● **EXERCISE BRIEF**: Pick out each line of the records in which the word "JSON" appears.

● **RECORDS SHOWN**:
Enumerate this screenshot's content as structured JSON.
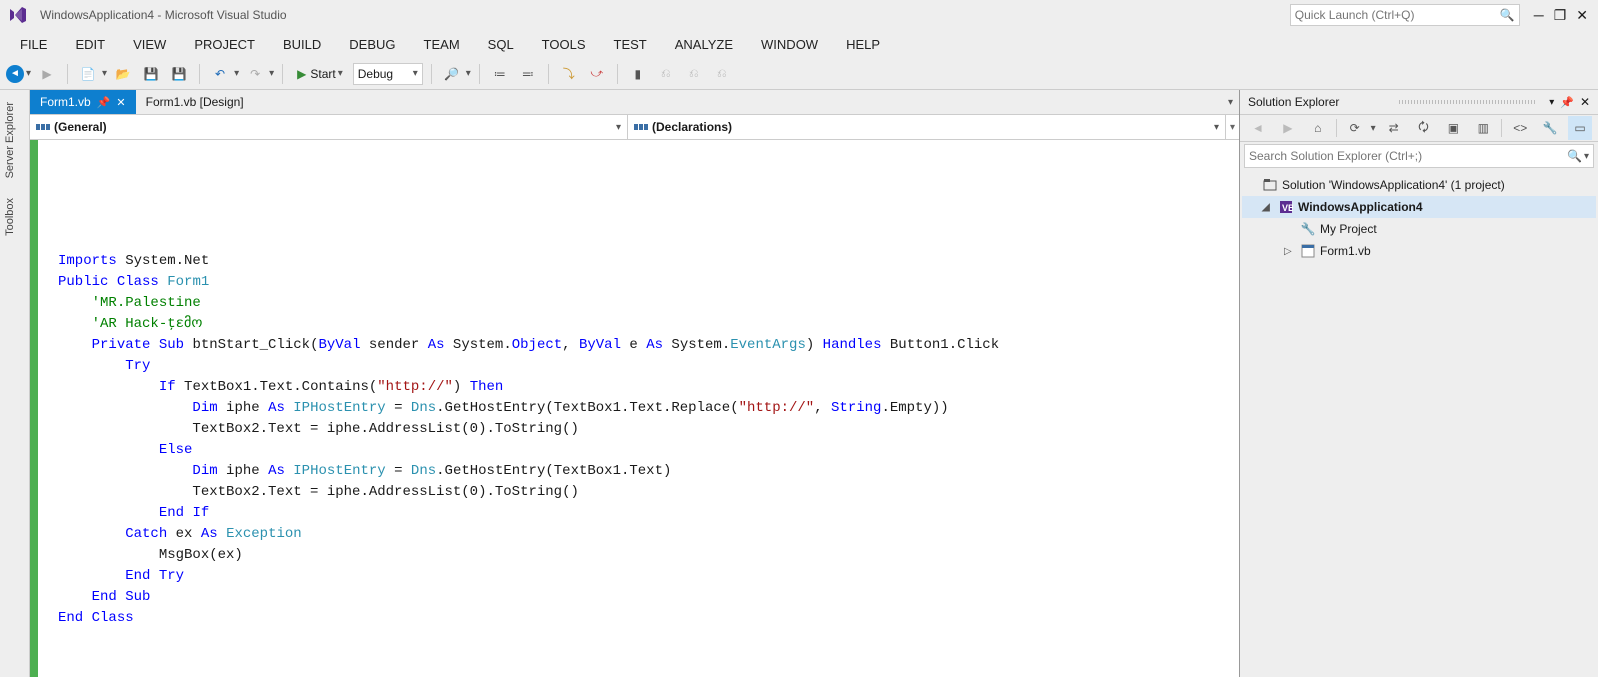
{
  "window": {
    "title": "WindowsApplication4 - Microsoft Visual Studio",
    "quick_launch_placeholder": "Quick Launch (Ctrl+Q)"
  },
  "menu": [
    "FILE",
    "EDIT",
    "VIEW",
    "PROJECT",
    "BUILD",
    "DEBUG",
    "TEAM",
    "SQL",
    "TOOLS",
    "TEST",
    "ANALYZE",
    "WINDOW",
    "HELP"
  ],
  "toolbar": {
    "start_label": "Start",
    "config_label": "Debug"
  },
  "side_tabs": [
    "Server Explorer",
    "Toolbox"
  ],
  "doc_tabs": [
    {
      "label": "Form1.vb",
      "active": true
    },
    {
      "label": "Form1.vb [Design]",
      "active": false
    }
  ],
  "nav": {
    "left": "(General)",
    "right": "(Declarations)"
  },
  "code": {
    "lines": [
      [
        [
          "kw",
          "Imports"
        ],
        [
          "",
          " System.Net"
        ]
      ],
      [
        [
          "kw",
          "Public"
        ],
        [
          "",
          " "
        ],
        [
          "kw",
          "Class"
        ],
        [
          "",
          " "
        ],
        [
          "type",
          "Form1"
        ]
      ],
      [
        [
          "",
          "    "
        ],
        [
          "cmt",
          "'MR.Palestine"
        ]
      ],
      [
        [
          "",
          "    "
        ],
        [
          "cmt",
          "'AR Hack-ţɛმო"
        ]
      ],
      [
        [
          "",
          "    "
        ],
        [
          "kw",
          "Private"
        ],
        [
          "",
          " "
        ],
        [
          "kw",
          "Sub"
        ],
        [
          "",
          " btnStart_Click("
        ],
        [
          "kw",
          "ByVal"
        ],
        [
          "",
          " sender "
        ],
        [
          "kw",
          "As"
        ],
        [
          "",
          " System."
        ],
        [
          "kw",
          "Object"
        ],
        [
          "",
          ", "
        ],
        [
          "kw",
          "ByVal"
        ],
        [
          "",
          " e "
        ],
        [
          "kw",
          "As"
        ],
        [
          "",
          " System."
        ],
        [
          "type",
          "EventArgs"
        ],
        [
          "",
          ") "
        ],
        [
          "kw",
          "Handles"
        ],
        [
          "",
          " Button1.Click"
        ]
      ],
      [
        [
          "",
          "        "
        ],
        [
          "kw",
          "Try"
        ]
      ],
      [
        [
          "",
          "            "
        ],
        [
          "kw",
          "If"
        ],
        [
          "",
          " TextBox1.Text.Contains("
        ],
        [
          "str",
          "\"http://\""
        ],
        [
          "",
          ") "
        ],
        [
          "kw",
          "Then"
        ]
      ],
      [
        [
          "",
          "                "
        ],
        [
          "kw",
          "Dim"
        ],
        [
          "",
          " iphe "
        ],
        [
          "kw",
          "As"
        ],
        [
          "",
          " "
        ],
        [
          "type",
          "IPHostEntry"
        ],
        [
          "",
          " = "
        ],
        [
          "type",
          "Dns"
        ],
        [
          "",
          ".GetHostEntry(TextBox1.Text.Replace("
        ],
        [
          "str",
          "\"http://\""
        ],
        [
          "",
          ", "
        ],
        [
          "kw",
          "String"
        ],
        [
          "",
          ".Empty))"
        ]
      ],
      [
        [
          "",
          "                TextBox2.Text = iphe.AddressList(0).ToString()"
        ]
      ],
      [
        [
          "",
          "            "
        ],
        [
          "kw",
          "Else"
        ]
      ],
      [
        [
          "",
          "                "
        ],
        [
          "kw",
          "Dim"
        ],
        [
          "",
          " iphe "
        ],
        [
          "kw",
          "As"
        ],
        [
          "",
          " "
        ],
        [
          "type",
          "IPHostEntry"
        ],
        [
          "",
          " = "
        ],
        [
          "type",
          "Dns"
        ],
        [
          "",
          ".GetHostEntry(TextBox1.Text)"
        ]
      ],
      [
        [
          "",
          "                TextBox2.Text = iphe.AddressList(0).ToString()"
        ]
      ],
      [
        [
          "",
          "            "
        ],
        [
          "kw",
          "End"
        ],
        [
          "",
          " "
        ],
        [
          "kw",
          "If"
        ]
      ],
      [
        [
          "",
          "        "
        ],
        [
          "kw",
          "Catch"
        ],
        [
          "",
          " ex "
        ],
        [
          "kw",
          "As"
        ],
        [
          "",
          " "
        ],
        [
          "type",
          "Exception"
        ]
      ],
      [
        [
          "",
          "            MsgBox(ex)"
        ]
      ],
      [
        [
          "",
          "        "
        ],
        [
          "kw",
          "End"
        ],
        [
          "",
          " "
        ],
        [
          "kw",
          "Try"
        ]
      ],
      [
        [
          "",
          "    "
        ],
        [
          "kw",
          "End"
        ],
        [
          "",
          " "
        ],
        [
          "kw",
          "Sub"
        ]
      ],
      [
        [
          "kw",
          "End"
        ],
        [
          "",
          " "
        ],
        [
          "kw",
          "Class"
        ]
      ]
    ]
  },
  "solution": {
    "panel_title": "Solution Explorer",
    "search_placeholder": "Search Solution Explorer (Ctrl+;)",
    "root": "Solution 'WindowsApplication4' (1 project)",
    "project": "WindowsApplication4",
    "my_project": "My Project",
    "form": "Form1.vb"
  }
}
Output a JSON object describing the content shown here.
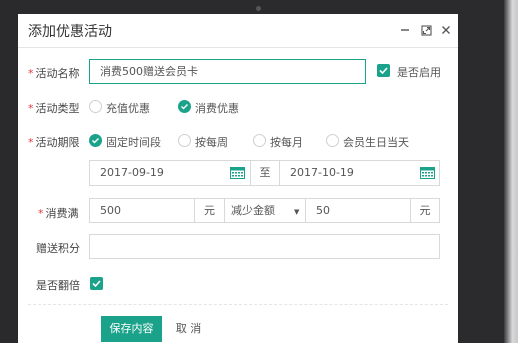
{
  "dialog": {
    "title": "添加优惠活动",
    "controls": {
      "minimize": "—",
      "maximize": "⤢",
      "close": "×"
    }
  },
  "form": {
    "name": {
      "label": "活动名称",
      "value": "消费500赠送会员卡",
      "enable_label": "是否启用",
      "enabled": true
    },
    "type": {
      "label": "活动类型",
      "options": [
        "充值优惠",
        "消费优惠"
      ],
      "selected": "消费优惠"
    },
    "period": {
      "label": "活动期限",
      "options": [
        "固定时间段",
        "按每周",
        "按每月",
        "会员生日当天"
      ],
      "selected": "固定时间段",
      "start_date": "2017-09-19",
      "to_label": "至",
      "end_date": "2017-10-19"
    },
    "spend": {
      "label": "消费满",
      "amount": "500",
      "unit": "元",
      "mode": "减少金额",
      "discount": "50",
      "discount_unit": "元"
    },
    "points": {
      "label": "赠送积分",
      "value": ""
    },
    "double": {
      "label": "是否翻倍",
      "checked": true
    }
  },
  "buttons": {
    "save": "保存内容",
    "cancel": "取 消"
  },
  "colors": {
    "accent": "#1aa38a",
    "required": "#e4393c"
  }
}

...

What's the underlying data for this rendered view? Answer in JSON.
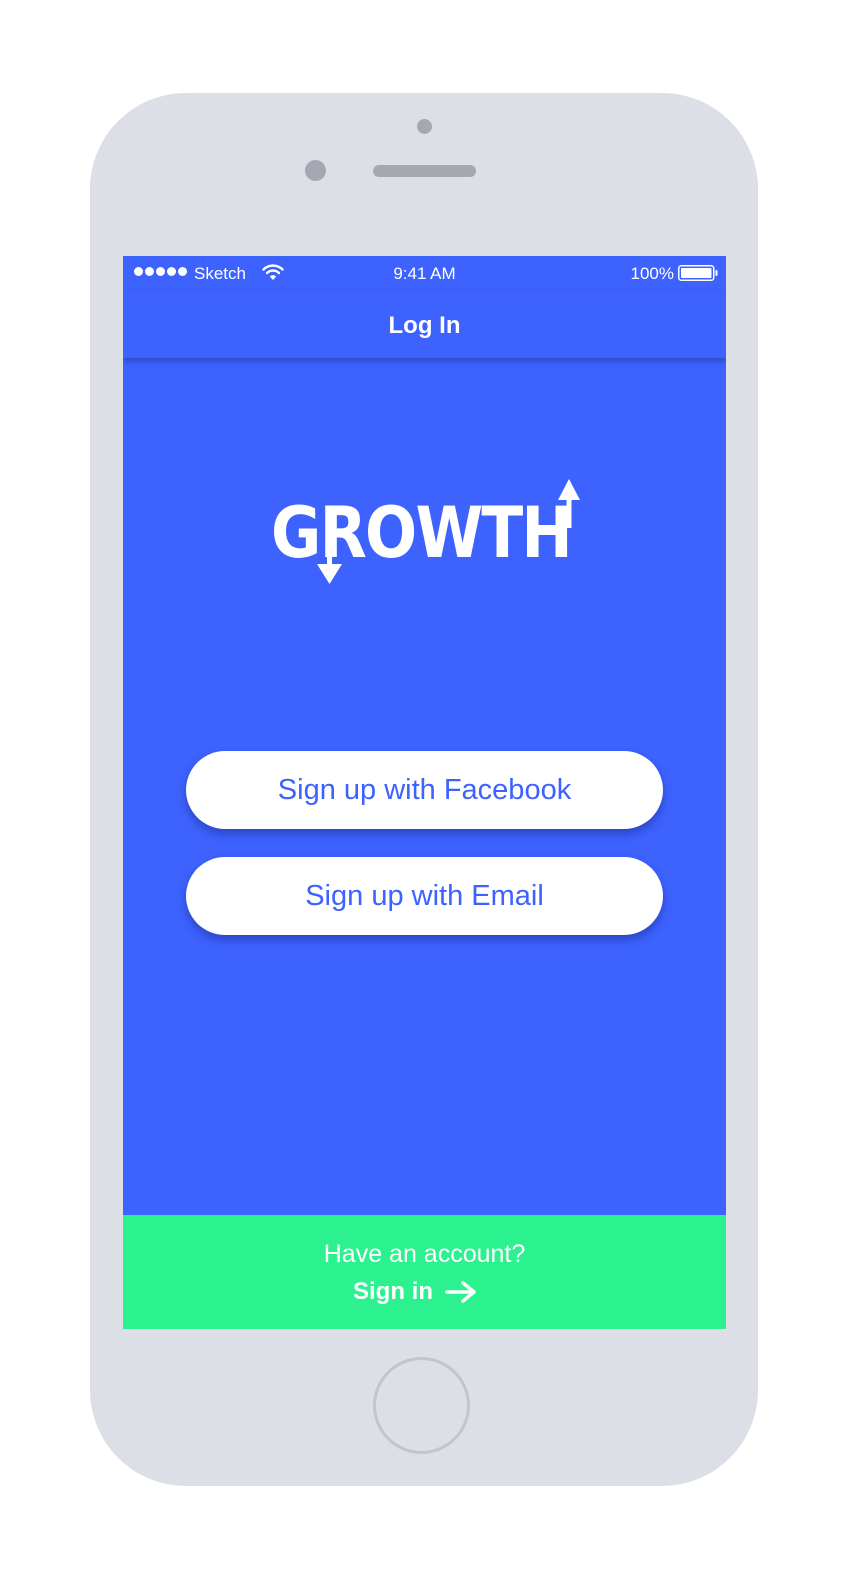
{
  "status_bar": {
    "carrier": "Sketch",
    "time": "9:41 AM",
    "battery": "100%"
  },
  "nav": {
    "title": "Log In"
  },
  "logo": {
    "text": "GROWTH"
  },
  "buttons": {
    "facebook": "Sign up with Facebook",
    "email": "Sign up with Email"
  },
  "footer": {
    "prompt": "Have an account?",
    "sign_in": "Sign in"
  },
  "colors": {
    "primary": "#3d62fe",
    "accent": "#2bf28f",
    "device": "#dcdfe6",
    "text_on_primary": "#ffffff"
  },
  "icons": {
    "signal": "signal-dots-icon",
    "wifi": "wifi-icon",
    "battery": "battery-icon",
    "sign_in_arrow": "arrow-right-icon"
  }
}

● **SOLUTION TO THE PROBLEM**:
Enumerate this screenshot's content as structured JSON.
Output a JSON object describing the content shown here.
What's the underlying data for this rendered view? Answer in JSON.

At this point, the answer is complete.